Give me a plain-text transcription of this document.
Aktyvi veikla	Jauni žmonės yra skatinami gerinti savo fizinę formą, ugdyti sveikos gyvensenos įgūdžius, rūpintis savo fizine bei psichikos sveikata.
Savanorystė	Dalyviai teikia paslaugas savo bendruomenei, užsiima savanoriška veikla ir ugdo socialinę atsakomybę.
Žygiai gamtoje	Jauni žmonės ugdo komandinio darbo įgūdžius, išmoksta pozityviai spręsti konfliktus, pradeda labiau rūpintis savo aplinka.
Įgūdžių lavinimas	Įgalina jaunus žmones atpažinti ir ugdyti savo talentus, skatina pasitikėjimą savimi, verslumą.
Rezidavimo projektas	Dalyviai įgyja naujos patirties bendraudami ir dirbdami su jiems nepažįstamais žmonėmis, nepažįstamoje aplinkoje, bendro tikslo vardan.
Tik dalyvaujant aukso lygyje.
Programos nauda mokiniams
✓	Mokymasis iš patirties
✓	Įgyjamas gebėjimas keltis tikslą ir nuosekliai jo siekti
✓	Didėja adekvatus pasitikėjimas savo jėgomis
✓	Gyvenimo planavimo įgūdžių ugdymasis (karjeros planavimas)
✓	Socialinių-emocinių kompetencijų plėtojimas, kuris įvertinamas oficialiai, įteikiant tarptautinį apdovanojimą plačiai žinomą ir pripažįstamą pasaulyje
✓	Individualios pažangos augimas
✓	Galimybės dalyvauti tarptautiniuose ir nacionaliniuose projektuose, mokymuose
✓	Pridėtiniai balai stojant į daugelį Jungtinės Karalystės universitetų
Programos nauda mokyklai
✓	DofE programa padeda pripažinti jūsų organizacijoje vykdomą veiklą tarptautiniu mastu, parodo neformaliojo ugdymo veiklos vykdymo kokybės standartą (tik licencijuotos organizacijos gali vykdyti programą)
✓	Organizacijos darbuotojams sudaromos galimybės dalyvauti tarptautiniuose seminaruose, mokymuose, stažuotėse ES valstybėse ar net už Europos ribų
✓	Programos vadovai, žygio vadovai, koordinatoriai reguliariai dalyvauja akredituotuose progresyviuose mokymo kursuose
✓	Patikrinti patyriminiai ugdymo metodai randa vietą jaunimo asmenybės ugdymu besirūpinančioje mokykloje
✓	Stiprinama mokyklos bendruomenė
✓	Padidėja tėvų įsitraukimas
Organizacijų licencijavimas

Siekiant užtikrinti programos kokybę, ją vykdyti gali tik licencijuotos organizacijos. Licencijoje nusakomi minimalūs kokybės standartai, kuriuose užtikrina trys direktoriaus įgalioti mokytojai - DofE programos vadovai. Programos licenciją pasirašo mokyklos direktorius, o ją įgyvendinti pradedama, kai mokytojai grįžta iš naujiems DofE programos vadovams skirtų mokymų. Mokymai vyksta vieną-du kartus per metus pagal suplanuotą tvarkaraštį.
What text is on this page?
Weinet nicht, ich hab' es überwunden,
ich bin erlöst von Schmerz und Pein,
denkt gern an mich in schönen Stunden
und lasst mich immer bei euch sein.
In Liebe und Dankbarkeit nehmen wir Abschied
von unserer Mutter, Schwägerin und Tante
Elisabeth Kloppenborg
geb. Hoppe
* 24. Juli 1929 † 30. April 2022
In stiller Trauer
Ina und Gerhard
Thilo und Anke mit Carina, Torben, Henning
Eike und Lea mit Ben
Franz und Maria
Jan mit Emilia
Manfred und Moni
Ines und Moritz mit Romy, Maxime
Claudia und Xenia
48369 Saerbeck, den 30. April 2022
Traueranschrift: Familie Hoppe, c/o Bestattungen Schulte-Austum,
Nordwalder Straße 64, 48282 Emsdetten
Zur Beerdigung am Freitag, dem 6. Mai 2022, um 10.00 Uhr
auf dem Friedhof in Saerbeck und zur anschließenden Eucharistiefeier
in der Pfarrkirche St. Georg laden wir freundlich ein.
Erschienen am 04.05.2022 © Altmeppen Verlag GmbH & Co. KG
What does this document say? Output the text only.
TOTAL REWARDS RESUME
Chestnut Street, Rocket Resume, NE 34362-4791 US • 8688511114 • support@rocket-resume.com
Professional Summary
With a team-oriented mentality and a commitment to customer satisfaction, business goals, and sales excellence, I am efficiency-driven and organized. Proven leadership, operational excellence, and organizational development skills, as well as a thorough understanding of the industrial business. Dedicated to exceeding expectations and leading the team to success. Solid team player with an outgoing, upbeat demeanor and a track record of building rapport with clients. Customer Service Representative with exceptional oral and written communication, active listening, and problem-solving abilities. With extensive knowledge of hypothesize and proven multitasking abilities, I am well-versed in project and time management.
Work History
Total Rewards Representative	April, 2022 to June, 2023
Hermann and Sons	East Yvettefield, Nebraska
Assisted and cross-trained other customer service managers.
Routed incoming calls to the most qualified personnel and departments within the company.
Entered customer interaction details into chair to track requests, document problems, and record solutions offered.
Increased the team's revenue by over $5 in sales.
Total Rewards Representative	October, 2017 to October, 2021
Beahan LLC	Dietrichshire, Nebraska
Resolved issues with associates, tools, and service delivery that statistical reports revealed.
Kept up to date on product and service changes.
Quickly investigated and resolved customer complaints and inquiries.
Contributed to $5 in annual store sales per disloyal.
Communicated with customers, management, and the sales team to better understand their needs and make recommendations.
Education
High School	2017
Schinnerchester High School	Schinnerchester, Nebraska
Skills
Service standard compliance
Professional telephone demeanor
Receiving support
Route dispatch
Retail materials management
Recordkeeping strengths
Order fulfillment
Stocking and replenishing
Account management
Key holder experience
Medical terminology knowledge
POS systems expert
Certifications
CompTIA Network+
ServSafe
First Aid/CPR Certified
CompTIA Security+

------

→ **Required task**
The records above are to be repeated exactly, in their entirety.

→ **Result of the task**
Give me a plain-text transcription of this document.
Aktyvi veikla	Jauni žmonės yra skatinami gerinti savo fizinę formą, ugdyti sveikos gyvensenos įgūdžius, rūpintis savo fizine bei psichikos sveikata.
Savanorystė	Dalyviai teikia paslaugas savo bendruomenei, užsiima savanoriška veikla ir ugdo socialinę atsakomybę.
Žygiai gamtoje	Jauni žmonės ugdo komandinio darbo įgūdžius, išmoksta pozityviai spręsti konfliktus, pradeda labiau rūpintis savo aplinka.
Įgūdžių lavinimas	Įgalina jaunus žmones atpažinti ir ugdyti savo talentus, skatina pasitikėjimą savimi, verslumą.
Rezidavimo projektas	Dalyviai įgyja naujos patirties bendraudami ir dirbdami su jiems nepažįstamais žmonėmis, nepažįstamoje aplinkoje, bendro tikslo vardan.
Tik dalyvaujant aukso lygyje.
Programos nauda mokiniams
✓	Mokymasis iš patirties
✓	Įgyjamas gebėjimas keltis tikslą ir nuosekliai jo siekti
✓	Didėja adekvatus pasitikėjimas savo jėgomis
✓	Gyvenimo planavimo įgūdžių ugdymasis (karjeros planavimas)
✓	Socialinių-emocinių kompetencijų plėtojimas, kuris įvertinamas oficialiai, įteikiant tarptautinį apdovanojimą plačiai žinomą ir pripažįstamą pasaulyje
✓	Individualios pažangos augimas
✓	Galimybės dalyvauti tarptautiniuose ir nacionaliniuose projektuose, mokymuose
✓	Pridėtiniai balai stojant į daugelį Jungtinės Karalystės universitetų
Programos nauda mokyklai
✓	DofE programa padeda pripažinti jūsų organizacijoje vykdomą veiklą tarptautiniu mastu, parodo neformaliojo ugdymo veiklos vykdymo kokybės standartą (tik licencijuotos organizacijos gali vykdyti programą)
✓	Organizacijos darbuotojams sudaromos galimybės dalyvauti tarptautiniuose seminaruose, mokymuose, stažuotėse ES valstybėse ar net už Europos ribų
✓	Programos vadovai, žygio vadovai, koordinatoriai reguliariai dalyvauja akredituotuose progresyviuose mokymo kursuose
✓	Patikrinti patyriminiai ugdymo metodai randa vietą jaunimo asmenybės ugdymu besirūpinančioje mokykloje
✓	Stiprinama mokyklos bendruomenė
✓	Padidėja tėvų įsitraukimas
Organizacijų licencijavimas

Siekiant užtikrinti programos kokybę, ją vykdyti gali tik licencijuotos organizacijos. Licencijoje nusakomi minimalūs kokybės standartai, kuriuose užtikrina trys direktoriaus įgalioti mokytojai - DofE programos vadovai. Programos licenciją pasirašo mokyklos direktorius, o ją įgyvendinti pradedama, kai mokytojai grįžta iš naujiems DofE programos vadovams skirtų mokymų. Mokymai vyksta vieną-du kartus per metus pagal suplanuotą tvarkaraštį.
What text is on this page?
Weinet nicht, ich hab' es überwunden,
ich bin erlöst von Schmerz und Pein,
denkt gern an mich in schönen Stunden
und lasst mich immer bei euch sein.
In Liebe und Dankbarkeit nehmen wir Abschied
von unserer Mutter, Schwägerin und Tante
Elisabeth Kloppenborg
geb. Hoppe
* 24. Juli 1929 † 30. April 2022
In stiller Trauer
Ina und Gerhard
Thilo und Anke mit Carina, Torben, Henning
Eike und Lea mit Ben
Franz und Maria
Jan mit Emilia
Manfred und Moni
Ines und Moritz mit Romy, Maxime
Claudia und Xenia
48369 Saerbeck, den 30. April 2022
Traueranschrift: Familie Hoppe, c/o Bestattungen Schulte-Austum,
Nordwalder Straße 64, 48282 Emsdetten
Zur Beerdigung am Freitag, dem 6. Mai 2022, um 10.00 Uhr
auf dem Friedhof in Saerbeck und zur anschließenden Eucharistiefeier
in der Pfarrkirche St. Georg laden wir freundlich ein.
Erschienen am 04.05.2022 © Altmeppen Verlag GmbH & Co. KG
What does this document say? Output the text only.
TOTAL REWARDS RESUME
Chestnut Street, Rocket Resume, NE 34362-4791 US • 8688511114 • support@rocket-resume.com
Professional Summary
With a team-oriented mentality and a commitment to customer satisfaction, business goals, and sales excellence, I am efficiency-driven and organized. Proven leadership, operational excellence, and organizational development skills, as well as a thorough understanding of the industrial business. Dedicated to exceeding expectations and leading the team to success. Solid team player with an outgoing, upbeat demeanor and a track record of building rapport with clients. Customer Service Representative with exceptional oral and written communication, active listening, and problem-solving abilities. With extensive knowledge of hypothesize and proven multitasking abilities, I am well-versed in project and time management.
Work History
Total Rewards Representative	April, 2022 to June, 2023
Hermann and Sons	East Yvettefield, Nebraska
Assisted and cross-trained other customer service managers.
Routed incoming calls to the most qualified personnel and departments within the company.
Entered customer interaction details into chair to track requests, document problems, and record solutions offered.
Increased the team's revenue by over $5 in sales.
Total Rewards Representative	October, 2017 to October, 2021
Beahan LLC	Dietrichshire, Nebraska
Resolved issues with associates, tools, and service delivery that statistical reports revealed.
Kept up to date on product and service changes.
Quickly investigated and resolved customer complaints and inquiries.
Contributed to $5 in annual store sales per disloyal.
Communicated with customers, management, and the sales team to better understand their needs and make recommendations.
Education
High School	2017
Schinnerchester High School	Schinnerchester, Nebraska
Skills
Service standard compliance
Professional telephone demeanor
Receiving support
Route dispatch
Retail materials management
Recordkeeping strengths
Order fulfillment
Stocking and replenishing
Account management
Key holder experience
Medical terminology knowledge
POS systems expert
Certifications
CompTIA Network+
ServSafe
First Aid/CPR Certified
CompTIA Security+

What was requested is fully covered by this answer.